START Stored records

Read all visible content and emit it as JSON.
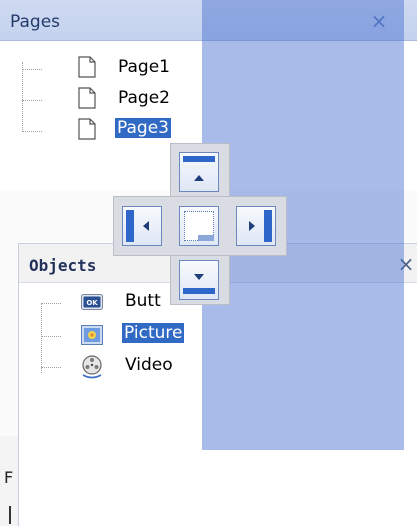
{
  "pages_panel": {
    "title": "Pages",
    "close_symbol": "×",
    "items": [
      {
        "label": "Page1",
        "icon": "page-icon",
        "selected": false
      },
      {
        "label": "Page2",
        "icon": "page-icon",
        "selected": false
      },
      {
        "label": "Page3",
        "icon": "page-icon",
        "selected": true
      }
    ]
  },
  "objects_panel": {
    "title": "Objects",
    "close_symbol": "×",
    "items": [
      {
        "label": "Butt",
        "icon": "ok-button-icon",
        "selected": false
      },
      {
        "label": "Picture",
        "icon": "picture-icon",
        "selected": true
      },
      {
        "label": "Video",
        "icon": "film-reel-icon",
        "selected": false
      }
    ]
  },
  "background_panel": {
    "letter": "F"
  },
  "dock_guide": {
    "buttons": [
      "dock-top",
      "dock-left",
      "dock-center",
      "dock-right",
      "dock-bottom"
    ]
  },
  "colors": {
    "selection": "#316ac5",
    "dock_preview": "#4a70d2",
    "header_blue": "#c3d2ee"
  }
}
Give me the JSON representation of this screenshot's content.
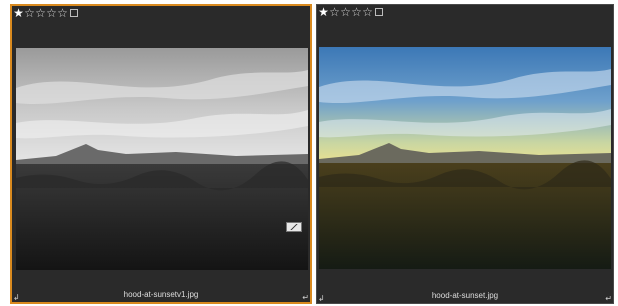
{
  "cells": [
    {
      "filename": "hood-at-sunsetv1.jpg",
      "rating": {
        "filled": 1,
        "total": 5
      },
      "selected": true,
      "has_edit_badge": true,
      "style": "monochrome"
    },
    {
      "filename": "hood-at-sunset.jpg",
      "rating": {
        "filled": 1,
        "total": 5
      },
      "selected": false,
      "has_edit_badge": false,
      "style": "color"
    }
  ],
  "colors": {
    "selection_border": "#d98a1f",
    "cell_background": "#2a2a2a"
  },
  "icons": {
    "star_filled": "★",
    "star_empty": "☆",
    "rotate_left": "↲",
    "rotate_right": "↵"
  }
}
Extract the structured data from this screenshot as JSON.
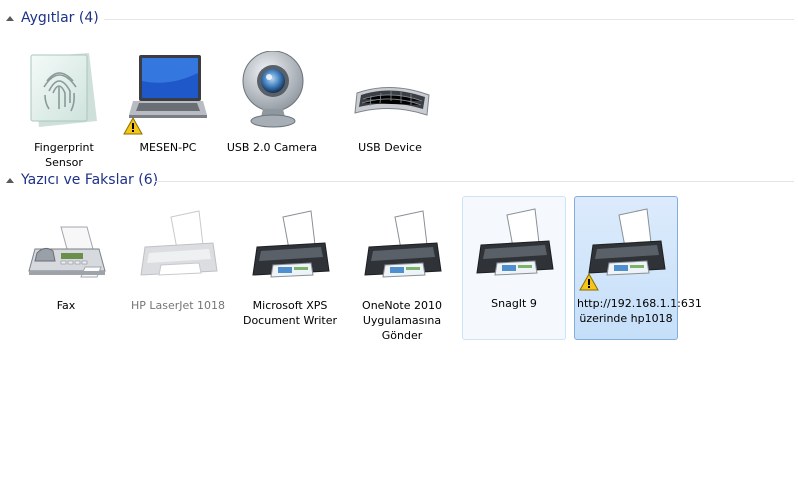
{
  "groups": [
    {
      "title": "Aygıtlar (4)",
      "items": [
        {
          "label": "Fingerprint Sensor",
          "icon": "fingerprint-icon",
          "warning": false
        },
        {
          "label": "MESEN-PC",
          "icon": "laptop-icon",
          "warning": true
        },
        {
          "label": "USB 2.0 Camera",
          "icon": "webcam-icon",
          "warning": false
        },
        {
          "label": "USB Device",
          "icon": "keyboard-icon",
          "warning": false
        }
      ]
    },
    {
      "title": "Yazıcı ve Fakslar (6)",
      "items": [
        {
          "label": "Fax",
          "icon": "fax-icon",
          "warning": false
        },
        {
          "label": "HP LaserJet 1018",
          "icon": "printer-icon",
          "warning": false,
          "state": "disabled"
        },
        {
          "label": "Microsoft XPS Document Writer",
          "icon": "printer-icon",
          "warning": false
        },
        {
          "label": "OneNote 2010 Uygulamasına Gönder",
          "icon": "printer-icon",
          "warning": false
        },
        {
          "label": "SnagIt 9",
          "icon": "printer-icon",
          "warning": false,
          "state": "hover"
        },
        {
          "label": "http://192.168.1.1:631 üzerinde hp1018",
          "icon": "printer-icon",
          "warning": true,
          "state": "selected"
        }
      ]
    }
  ],
  "colors": {
    "header_text": "#1e3287",
    "selection_border": "#84acdd",
    "hover_border": "#cde3f9"
  }
}
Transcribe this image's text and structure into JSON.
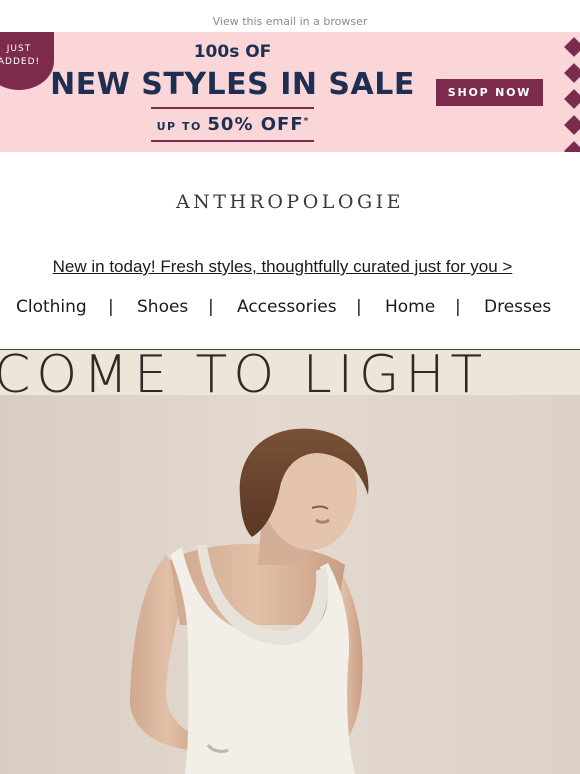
{
  "header": {
    "browser_link": "View this email in a browser"
  },
  "banner": {
    "badge": [
      "JUST",
      "ADDED!"
    ],
    "line1": "100s OF",
    "line2": "NEW STYLES IN SALE",
    "line3_prefix": "UP TO",
    "line3_main": "50% OFF",
    "line3_mark": "*",
    "cta": "SHOP NOW",
    "colors": {
      "background": "#fbd6d9",
      "accent": "#7c2b4c",
      "text": "#1f2f52"
    }
  },
  "brand": {
    "logo": "ANTHROPOLOGIE"
  },
  "promo": {
    "link_text": "New in today! Fresh styles, thoughtfully curated just for you >"
  },
  "nav": {
    "items": [
      "Clothing",
      "Shoes",
      "Accessories",
      "Home",
      "Dresses"
    ],
    "separator": "|"
  },
  "hero": {
    "headline": "COME TO LIGHT",
    "colors": {
      "band": "#ebe6d8",
      "text": "#2f2a24"
    }
  }
}
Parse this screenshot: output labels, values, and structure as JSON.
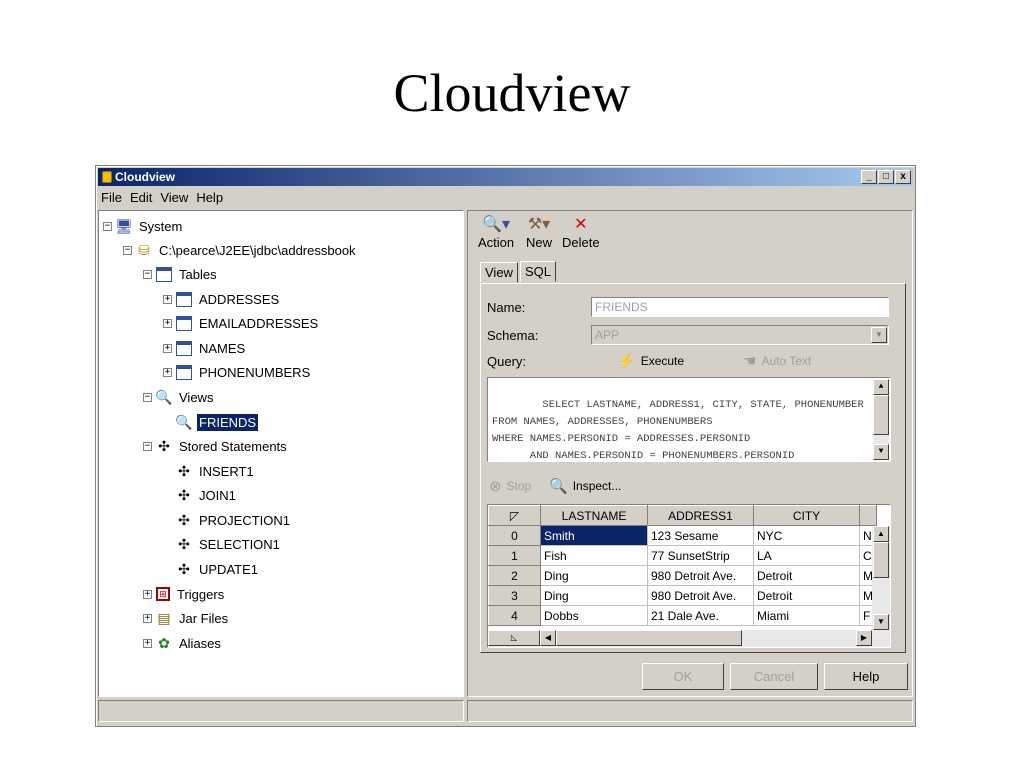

END Stored records

• _Stated exercise_
From the line that holds "Transcribe this image's" to the last line of the records, please copy each line exactly and nothing else. Pictures stay out.

• _Answer to the exercise_
Transcribe this image's text and structure into JSON.
{
  "header": {
    "browser_link": "View this email in a browser"
  },
  "banner": {
    "badge": [
      "JUST",
      "ADDED!"
    ],
    "line1": "100s OF",
    "line2": "NEW STYLES IN SALE",
    "line3_prefix": "UP TO",
    "line3_main": "50% OFF",
    "line3_mark": "*",
    "cta": "SHOP NOW",
    "colors": {
      "background": "#fbd6d9",
      "accent": "#7c2b4c",
      "text": "#1f2f52"
    }
  },
  "brand": {
    "logo": "ANTHROPOLOGIE"
  },
  "promo": {
    "link_text": "New in today! Fresh styles, thoughtfully curated just for you >"
  },
  "nav": {
    "items": [
      "Clothing",
      "Shoes",
      "Accessories",
      "Home",
      "Dresses"
    ],
    "separator": "|"
  },
  "hero": {
    "headline": "COME TO LIGHT",
    "colors": {
      "band": "#ebe6d8",
      "text": "#2f2a24"
    }
  }
}
Parse this screenshot: output labels, values, and structure as JSON.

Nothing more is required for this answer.